• **EXERCISE INSTRUCTIONS**
1. Check whether each statement agrees with the winter essay below. Answer yes or no and quote the words that decide it. (a) This winter's arrival is compared to the summer of 2025. (b) The scream of despair is likened to the Edvard Munch painting. (c) The glass of whiskey holds two cubes of ice.
2. Reproduce word for word the passage of the winter essay below that begins at the words "The sickly winter" and stops after "pore and knit.".
3. Extend the winter essay below, picking up right after its final sentence.

• **TEXT EXCERPT**
-- Start --

This Winter, The Birds Are Not Singing
No foreign sky protected me,
no stranger’s wing shielded my face.
I stand as witness to the common lot,
survivor of that time, that place…
The stars of death stood over us. And Russia, guiltless, beloved, writhed under the crunch of blood-stained boots, under the wheels of Black Marias
– Anna Akhmatova, Requiem. (Black Marias: The police vans which took away people.)
Winter has arrived this year like the sadistic summer of 2025: a winter of discontent. Like a bad faith foreboding of a fake nuclear winter, always in the making, the heartless shadow of evil walking the front and back pages of newspapers/TV screens, hanging low for all to see, with a foul smell, sick, distasteful, nauseating. This winter has arrived with a sinister sensation between my eyelids, a lurking nightmare in the next lane, a sleep-walking ghost who walks in the deathly post-midnight corridor.
The only relief is the familiar fragrance and the drifting of tobacco smoke, the table lamp flickering in the dark, a half-burnt cigarette in the ash tray. A book in hand, with its yellow pages smelling of wood, leaves and bark. A flower between the pages. A glass of unfinished whiskey, with one cube of ice.
There is a nip in the polluted air, a sickly chill. Oh, it is so familiar, after tonnes of poison has been wilfully unleashed on our senses, with the fake sound of bombs masquerading as crackers; oh, what joy it brings to the rich who blow up their money in smoke, the sound, non-stop, ceaseless, like a jarring orchestra inside our eardrums, plugged in.
Guns and flowers. The nectar of poison. The slow poison of solitary confinement. There is no way out.
Every year, in the capital of India, the auspicious festival of lights, in the season of festivals, is a divine redemption.
The victory of good over evil.
Good or evil, you are condemned either way.
The sickly winter nip in the air arrives not as a pleasant anticipation, which would rekindle lovely remnants of nostalgia, forgotten traces of buried memories, smells, touch, feelings, sense and sensuality, hand-written postcards used as bookmarks, comic books, camphor inside old trunks with hand-made sweaters and socks, painstakingly stitched, minute after minute, with deft, untiring fingers – the mother’s love for an unborn baby, the beloved’s love for a young lover, the sister’s love for a sister.
I still wear the dark purple sweater – she made it when I was in JNU. My hardworking and frail mother. Dark and warm, in coarse, softened wool. Her entire life of love and giving enclosed inside its every pore and knit.
But this winter is different, and its arrival is replete with bad omen and terrible forebodings. I can sense it inside my intestines, between my fingers, between the eyelashes, inside my old cotton shirt, in the diary with my jottings, in every book I pick up to read, and every note of Vivaldi’s Four Seasons I hear – and not only the lyrical, musical chapter on winter, slow, solitary, sad, static, cold, frozen, uncanny, almost warning of another imminent tragedy. Chronicle of a tale foretold.
A suppressed cry of deep angst. A scream of unexpressed despair. No. Not like that Edvard Munch painting. This is different.

-- End --

• **RECORD LIST**

-- Start --

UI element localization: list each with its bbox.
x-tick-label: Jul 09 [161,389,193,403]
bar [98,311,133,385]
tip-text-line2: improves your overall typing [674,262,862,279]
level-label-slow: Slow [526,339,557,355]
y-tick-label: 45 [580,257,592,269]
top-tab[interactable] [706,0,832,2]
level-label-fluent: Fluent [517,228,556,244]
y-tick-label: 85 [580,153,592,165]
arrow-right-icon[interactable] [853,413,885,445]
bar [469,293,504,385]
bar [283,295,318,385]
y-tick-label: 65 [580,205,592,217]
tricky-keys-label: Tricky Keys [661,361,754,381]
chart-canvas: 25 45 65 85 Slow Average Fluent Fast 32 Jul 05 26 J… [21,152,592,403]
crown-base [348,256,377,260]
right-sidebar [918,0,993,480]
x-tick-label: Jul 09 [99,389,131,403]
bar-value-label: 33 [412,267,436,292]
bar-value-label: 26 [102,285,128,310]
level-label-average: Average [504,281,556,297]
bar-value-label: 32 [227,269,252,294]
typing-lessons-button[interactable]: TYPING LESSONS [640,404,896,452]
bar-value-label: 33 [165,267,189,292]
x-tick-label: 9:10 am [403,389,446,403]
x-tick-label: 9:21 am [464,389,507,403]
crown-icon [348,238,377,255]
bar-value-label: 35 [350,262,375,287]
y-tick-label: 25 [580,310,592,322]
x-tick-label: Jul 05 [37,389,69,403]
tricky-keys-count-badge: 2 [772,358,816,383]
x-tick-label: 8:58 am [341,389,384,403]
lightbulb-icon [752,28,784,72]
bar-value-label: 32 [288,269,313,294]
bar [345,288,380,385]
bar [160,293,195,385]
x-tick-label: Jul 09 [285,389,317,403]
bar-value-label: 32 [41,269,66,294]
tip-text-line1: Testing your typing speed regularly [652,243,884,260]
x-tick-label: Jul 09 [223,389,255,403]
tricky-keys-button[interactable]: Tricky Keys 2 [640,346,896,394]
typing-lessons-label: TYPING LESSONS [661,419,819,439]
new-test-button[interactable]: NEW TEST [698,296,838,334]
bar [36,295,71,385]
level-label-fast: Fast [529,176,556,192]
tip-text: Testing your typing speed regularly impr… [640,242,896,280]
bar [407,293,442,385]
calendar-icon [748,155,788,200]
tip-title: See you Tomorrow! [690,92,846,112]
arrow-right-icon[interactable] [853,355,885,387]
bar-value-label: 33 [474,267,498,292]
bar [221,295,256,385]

-- End --

• **RESULTS BY TASK**
1.
(a) Yes: "Winter has arrived this year like the sadistic summer of 2025"
(b) No: "No. Not like that Edvard Munch painting."
(c) No: "A glass of unfinished whiskey, with one cube of ice."

2.
The sickly winter nip in the air arrives not as a pleasant anticipation, which would rekindle lovely remnants of nostalgia, forgotten traces of buried memories, smells, touch, feelings, sense and sensuality, hand-written postcards used as bookmarks, comic books, camphor inside old trunks with hand-made sweaters and socks, painstakingly stitched, minute after minute, with deft, untiring fingers – the mother’s love for an unborn baby, the beloved’s love for a young lover, the sister’s love for a sister.
I still wear the dark purple sweater – she made it when I was in JNU. My hardworking and frail mother. Dark and warm, in coarse, softened wool. Her entire life of love and giving enclosed inside its every pore and knit.

3.
In this winter of discontent, there is neither autumn nor spring, Vivaldi’s violin breaks into the bitter realism of our times. The kaleidoscopic colours of falling leaves are not from The Fall, spring no long reminds of mountain streams gurgling amidst pristine rocks, sculpted by the gushing waters, and the pink, vermillion, blue, yellow wild flowers, swimming in the gurgle of the waters. You don’t remember those Pablo Neruda lines anymore: I touch you, and you ripple, like a river…
The sky is poisoned, overcast, darkened in an artificial cover of clouds which are not clouds, the daylight sun has neither daylight nor sunshine, and the birds, which had choked in the onslaught of the Diwali smoke, trapped by the crackers and the fake bombs, and the street dogs, who had lost their voice, are slowly trying to get back. Even the crows, who wake up earlier than the early morning melody queen, the koel, perched on the tall saptaparini tree in my balcony, have fallen silent.
The koel was my morning alarm clock. The koel has stopped singing.
The stars don’t twinkle anymore. The sun does not shine anymore. The wind reminds of death.

I think of Anna Akhmatova, the great Russian poet, already condemned by the dictator, in the freezing cold of Russia. I think of her standing for hours waiting for a loaf of bread in Leningrad, amidst women, who had faces, but you can’t see their faces anymore. They don’t speak anymore. They whisper. Everyone only whispers these days.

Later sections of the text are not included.